Task prompt ->
Determine the number of lines that have the string "text" in them, and give only that number.

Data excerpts
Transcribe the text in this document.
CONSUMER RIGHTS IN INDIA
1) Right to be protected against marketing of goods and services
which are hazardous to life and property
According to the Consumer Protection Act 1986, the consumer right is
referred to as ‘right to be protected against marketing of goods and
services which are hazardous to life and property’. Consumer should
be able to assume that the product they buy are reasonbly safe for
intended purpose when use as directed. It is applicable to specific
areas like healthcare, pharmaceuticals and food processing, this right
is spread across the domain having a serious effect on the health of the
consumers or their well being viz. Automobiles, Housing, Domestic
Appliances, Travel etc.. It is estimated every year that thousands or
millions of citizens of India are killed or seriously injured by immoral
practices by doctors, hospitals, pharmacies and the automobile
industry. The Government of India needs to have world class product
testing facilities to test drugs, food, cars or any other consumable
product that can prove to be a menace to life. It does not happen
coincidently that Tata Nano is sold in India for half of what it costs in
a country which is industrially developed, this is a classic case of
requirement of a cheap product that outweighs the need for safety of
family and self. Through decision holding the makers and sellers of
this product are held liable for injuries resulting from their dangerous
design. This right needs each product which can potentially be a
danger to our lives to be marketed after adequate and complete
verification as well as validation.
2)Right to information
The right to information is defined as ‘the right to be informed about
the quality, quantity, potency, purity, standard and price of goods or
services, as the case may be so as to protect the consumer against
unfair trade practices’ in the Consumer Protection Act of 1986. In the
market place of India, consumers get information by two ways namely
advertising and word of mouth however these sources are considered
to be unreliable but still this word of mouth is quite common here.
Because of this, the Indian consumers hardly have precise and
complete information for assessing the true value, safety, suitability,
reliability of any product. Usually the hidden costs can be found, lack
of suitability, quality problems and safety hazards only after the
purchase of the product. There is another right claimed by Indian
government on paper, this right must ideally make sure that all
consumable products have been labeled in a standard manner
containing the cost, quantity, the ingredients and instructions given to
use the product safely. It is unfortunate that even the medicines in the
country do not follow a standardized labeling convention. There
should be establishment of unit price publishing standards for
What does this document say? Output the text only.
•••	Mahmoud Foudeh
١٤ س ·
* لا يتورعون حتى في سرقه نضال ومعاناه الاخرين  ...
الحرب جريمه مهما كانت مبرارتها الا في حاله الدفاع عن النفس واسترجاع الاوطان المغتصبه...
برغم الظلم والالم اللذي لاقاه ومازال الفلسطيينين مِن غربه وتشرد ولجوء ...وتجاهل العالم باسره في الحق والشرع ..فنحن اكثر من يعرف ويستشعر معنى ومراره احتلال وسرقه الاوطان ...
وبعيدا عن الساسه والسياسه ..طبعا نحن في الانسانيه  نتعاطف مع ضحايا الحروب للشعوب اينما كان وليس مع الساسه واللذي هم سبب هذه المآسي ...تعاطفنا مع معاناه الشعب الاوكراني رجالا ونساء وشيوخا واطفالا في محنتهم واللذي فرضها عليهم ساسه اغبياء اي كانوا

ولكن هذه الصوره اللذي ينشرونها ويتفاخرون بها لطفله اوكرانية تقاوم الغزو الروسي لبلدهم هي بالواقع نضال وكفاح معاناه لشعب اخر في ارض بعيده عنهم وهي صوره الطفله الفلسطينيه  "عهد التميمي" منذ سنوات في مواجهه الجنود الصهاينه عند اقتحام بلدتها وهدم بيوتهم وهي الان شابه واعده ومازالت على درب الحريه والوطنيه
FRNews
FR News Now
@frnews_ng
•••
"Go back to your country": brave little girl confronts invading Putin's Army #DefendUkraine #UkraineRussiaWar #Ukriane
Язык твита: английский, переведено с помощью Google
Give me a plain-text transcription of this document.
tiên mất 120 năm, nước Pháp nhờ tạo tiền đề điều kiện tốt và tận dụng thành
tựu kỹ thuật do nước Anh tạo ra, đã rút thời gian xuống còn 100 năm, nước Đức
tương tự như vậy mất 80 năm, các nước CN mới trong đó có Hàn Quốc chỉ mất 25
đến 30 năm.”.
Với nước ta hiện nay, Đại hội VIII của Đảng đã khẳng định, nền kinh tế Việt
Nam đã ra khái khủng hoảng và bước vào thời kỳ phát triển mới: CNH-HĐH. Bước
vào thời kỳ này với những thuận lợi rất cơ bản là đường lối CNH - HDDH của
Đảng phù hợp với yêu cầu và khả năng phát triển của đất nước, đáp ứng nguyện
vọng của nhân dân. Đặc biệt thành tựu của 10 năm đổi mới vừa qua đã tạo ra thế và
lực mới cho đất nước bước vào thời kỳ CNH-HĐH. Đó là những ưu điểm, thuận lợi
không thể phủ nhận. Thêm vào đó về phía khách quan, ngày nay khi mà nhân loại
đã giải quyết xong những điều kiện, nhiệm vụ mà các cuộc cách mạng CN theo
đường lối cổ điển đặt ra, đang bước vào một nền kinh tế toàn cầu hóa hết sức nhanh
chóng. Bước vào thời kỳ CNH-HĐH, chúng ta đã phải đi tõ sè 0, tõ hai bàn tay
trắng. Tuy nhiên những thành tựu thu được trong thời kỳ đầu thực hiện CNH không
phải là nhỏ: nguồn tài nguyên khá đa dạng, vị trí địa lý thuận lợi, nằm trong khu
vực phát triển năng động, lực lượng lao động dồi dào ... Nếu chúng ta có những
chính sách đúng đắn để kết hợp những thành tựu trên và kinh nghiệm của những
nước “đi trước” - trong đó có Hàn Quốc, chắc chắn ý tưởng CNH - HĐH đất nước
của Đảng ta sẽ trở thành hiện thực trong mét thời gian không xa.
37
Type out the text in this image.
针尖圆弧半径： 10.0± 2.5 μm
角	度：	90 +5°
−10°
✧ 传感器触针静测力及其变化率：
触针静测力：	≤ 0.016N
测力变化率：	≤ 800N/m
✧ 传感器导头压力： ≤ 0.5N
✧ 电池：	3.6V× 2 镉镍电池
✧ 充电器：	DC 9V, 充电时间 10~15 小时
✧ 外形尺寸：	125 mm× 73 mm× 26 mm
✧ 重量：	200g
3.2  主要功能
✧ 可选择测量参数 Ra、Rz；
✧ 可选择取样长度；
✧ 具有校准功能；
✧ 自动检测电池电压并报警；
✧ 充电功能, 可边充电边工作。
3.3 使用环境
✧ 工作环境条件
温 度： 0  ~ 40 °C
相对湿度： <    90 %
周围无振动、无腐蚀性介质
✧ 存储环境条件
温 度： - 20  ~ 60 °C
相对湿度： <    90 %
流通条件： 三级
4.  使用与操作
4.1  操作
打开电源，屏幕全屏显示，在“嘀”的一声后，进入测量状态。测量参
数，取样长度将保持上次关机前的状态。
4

Answer in full ->
4